▸ **Fragmento para leer**:
+--

La Bomba de San José

Hace mucho que he dejado de quejarme, pienso. Antes me era fácil escribir cualquier crítica mordaz, eso pensaba yo, sobre cualquier tema que se me pusiera enfrente, pero hoy me encuentro bastante satisfecho; para mi amigo Reynaldo Zenón esto es un grave defecto, pero Reynaldo con todo y su nombre de ingeniero civil se puede ir mucho al carajo. En otros tiempos solía criticar lo que veía en la televisión, entonces sucedió aquello del #YoSoy132 y resultó que ver la televisión abierta podía condenarte al anatema, es decir, que lo ideal era sustraerse a la cultura popular—porque muy a nuestro pesar la familia peluche forma parte del imaginario colectivo—, evitar en lo posible formar parte de su decadencia. Una serie de demandas que podrían entenderse como prerrogativas burguesas, si me lo preguntan.

Créanlo o no, frecuento la televisión abierta, porque estoy muy desacostumbrado a pagar por ver (el cine produce otro tipo de magia, ahí no hay discusión). Lástima por todos aquellos maravillosos y fenomenales programas sensacionalistas que tendré que ver cuando todo mundo ya los haya comentado, revisado y criticado, estoy condenado a llegar tarde a la polémica televisiva, a desconocer el verdadero tono de los actores y conductores de un programa debido al doblaje, y a poner los ojos en blanco o cambiar bruscamente de tema cuando alguien se introduzca en la conversación con «Ya vieron en la tele…». Según esto, después del llamado a la denominada «Revolución Mediática», ya nadie ve la tele.

+--

▸ **Lo que se pide**:
• A. En el texto sobre la televisión abierta, ¿qué motivo se da para frecuentar la televisión abierta?
• B. Sigue escribiendo el texto sobre la televisión abierta a partir de su última oración.

▸ **Extracto de datos**:

+--

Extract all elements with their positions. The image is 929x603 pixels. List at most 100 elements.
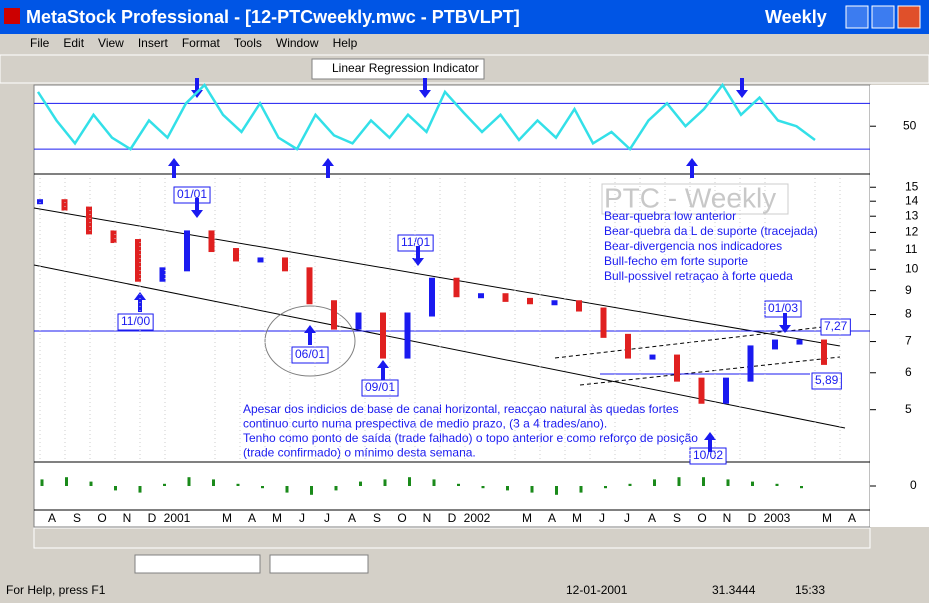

+--

▸ **Resultados finales**:
• A. Que se está muy desacostumbrado a pagar por ver.

• B.
Digo lo anterior, porque hace unos días me encontré con un programa fabuloso del CanalOnce en el cual una señora—desconozco su nombre, ni modo—se encarga de realizar entrevistas a los escritores y escritoras mexicanos contemporáneos, los y las que se supone que luego pasarán a la Historia (sí con mayúscula) pues, según ella. Luego, pienso que sí hay algunos que se merecen el reconocimiento, luego que hay otros que en mi vida había escuchado y luego está una escritora que dice de una de sus novelas: «Esa no sé de qué se trata, la verdad».

Boquiabierto, volteo a ver a mis cotelevidentes, exigiéndoles una expresión similar, pero no parecen inmutarse. Mientras tanto, mi cabeza comienza a llenarse de dudas, y mi ceño comienza a fruncirse violentamente, mi cara está deformada por la indignación: ¡¿Cómo que no sabe de qué se trata su novela?! ¡¿Cuál es el tema principal?! ¡¿Cuál es el leitmotiv?! ¡¿En qué estuvo pensando todo aquel tiempo mientras escribía?!

¡La peor entrevistadora de todos los tiempos no parece darse cuenta de que su entrevistada ha escrito una de sus novelas más aclamadas, según ella, con los ojos cerrados!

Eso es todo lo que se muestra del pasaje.